SUPPLIED MATERIAL —
-- BEGIN --
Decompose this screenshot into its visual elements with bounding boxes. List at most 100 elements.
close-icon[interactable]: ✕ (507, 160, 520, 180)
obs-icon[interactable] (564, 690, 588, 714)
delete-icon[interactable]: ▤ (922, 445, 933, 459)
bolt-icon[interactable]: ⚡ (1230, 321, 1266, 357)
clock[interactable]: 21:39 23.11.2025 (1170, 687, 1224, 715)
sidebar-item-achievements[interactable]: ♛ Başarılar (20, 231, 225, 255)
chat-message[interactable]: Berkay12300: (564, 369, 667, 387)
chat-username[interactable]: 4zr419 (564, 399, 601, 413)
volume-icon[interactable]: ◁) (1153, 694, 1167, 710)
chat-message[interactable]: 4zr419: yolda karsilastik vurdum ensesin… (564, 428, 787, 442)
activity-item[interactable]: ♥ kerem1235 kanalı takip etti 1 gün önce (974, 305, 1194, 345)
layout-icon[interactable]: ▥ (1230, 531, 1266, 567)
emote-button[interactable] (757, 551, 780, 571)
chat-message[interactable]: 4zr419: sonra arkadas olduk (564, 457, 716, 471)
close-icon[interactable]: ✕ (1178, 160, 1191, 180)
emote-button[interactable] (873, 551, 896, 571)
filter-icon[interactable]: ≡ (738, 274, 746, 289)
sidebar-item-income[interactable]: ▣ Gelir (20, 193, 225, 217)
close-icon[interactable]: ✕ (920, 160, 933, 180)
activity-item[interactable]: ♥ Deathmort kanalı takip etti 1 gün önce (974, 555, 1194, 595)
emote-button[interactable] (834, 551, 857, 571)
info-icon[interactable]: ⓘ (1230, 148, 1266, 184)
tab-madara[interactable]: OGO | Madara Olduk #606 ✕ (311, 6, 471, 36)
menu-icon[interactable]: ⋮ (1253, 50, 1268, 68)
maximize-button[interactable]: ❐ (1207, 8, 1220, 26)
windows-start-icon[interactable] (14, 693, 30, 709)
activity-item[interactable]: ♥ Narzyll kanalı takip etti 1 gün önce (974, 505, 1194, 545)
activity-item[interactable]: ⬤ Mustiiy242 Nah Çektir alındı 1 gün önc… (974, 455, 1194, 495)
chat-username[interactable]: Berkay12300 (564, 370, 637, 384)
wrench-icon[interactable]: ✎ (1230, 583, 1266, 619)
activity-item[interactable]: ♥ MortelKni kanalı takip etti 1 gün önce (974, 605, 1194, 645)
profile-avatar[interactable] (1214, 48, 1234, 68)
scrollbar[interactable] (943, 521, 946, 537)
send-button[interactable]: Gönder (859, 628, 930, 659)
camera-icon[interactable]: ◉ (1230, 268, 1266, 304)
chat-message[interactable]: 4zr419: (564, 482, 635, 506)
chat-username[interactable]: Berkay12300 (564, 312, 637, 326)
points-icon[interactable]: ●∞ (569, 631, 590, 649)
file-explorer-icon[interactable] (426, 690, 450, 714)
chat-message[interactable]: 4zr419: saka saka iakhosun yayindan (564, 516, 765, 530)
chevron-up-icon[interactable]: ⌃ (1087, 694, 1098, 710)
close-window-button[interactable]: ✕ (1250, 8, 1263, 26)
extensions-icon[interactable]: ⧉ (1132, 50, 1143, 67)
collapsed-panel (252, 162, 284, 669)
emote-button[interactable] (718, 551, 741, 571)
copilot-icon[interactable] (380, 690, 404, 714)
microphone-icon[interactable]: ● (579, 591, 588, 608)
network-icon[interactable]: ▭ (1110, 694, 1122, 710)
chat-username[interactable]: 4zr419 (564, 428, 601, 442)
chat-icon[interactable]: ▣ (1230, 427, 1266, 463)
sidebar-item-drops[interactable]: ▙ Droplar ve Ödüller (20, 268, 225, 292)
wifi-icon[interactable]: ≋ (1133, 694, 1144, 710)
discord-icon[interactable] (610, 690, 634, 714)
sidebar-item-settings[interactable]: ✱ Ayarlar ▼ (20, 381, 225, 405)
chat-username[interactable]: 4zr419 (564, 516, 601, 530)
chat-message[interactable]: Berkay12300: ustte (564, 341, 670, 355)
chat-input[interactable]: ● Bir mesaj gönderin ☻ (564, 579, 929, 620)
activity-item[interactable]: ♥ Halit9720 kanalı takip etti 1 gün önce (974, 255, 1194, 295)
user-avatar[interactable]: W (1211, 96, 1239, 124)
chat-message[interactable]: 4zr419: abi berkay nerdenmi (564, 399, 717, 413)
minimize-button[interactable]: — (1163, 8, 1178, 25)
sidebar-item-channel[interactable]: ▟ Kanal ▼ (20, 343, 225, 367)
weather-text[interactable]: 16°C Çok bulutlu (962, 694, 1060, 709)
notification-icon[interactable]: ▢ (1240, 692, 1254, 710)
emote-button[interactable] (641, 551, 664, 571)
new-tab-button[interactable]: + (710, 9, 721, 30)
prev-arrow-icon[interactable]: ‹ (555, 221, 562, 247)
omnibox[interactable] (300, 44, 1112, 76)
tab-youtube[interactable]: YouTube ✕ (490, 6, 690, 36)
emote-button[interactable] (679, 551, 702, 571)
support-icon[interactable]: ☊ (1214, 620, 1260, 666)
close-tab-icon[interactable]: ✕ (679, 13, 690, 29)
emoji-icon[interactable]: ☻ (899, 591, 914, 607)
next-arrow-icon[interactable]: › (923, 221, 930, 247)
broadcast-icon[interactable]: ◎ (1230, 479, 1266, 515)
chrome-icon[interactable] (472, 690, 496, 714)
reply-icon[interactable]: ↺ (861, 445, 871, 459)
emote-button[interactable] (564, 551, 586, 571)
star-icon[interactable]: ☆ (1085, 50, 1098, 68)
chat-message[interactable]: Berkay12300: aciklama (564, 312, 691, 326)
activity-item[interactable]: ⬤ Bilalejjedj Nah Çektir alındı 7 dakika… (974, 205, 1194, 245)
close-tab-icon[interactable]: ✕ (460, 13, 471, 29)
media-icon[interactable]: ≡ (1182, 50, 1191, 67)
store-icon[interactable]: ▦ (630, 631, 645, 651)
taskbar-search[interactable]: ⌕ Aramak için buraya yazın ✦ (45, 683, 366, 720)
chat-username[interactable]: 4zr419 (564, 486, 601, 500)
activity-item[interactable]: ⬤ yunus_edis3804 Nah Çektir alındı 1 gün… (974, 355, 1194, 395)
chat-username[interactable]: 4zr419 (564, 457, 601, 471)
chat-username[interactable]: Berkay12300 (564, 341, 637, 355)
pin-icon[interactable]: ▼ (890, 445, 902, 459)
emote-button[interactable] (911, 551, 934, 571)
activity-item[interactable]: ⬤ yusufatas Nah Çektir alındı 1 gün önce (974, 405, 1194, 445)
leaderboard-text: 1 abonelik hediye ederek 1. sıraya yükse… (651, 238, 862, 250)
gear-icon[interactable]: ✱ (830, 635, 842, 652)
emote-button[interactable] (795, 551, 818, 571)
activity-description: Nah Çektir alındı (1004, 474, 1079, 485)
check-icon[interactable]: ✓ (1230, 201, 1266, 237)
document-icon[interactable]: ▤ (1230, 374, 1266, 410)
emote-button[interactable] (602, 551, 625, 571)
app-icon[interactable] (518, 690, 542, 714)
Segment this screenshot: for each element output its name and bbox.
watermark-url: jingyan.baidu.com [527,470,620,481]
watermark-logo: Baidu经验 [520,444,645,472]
-- END --
WORK REQUIRED —
Copy the items from the start up to and including the line with "windows-start-icon[interactable] (14, 693, 30, 709)", swapping "close-icon" for "dismiss-icon" and changing nothing else.

TASK ANSWER —
Decompose this screenshot into its visual elements with bounding boxes. List at most 100 elements.
dismiss-icon[interactable]: ✕ (507, 160, 520, 180)
obs-icon[interactable] (564, 690, 588, 714)
delete-icon[interactable]: ▤ (922, 445, 933, 459)
bolt-icon[interactable]: ⚡ (1230, 321, 1266, 357)
clock[interactable]: 21:39 23.11.2025 (1170, 687, 1224, 715)
sidebar-item-achievements[interactable]: ♛ Başarılar (20, 231, 225, 255)
chat-message[interactable]: Berkay12300: (564, 369, 667, 387)
chat-username[interactable]: 4zr419 (564, 399, 601, 413)
volume-icon[interactable]: ◁) (1153, 694, 1167, 710)
chat-message[interactable]: 4zr419: yolda karsilastik vurdum ensesin… (564, 428, 787, 442)
activity-item[interactable]: ♥ kerem1235 kanalı takip etti 1 gün önce (974, 305, 1194, 345)
layout-icon[interactable]: ▥ (1230, 531, 1266, 567)
emote-button[interactable] (757, 551, 780, 571)
chat-message[interactable]: 4zr419: sonra arkadas olduk (564, 457, 716, 471)
dismiss-icon[interactable]: ✕ (1178, 160, 1191, 180)
emote-button[interactable] (873, 551, 896, 571)
filter-icon[interactable]: ≡ (738, 274, 746, 289)
sidebar-item-income[interactable]: ▣ Gelir (20, 193, 225, 217)
dismiss-icon[interactable]: ✕ (920, 160, 933, 180)
activity-item[interactable]: ♥ Deathmort kanalı takip etti 1 gün önce (974, 555, 1194, 595)
emote-button[interactable] (834, 551, 857, 571)
info-icon[interactable]: ⓘ (1230, 148, 1266, 184)
tab-madara[interactable]: OGO | Madara Olduk #606 ✕ (311, 6, 471, 36)
menu-icon[interactable]: ⋮ (1253, 50, 1268, 68)
maximize-button[interactable]: ❐ (1207, 8, 1220, 26)
windows-start-icon[interactable] (14, 693, 30, 709)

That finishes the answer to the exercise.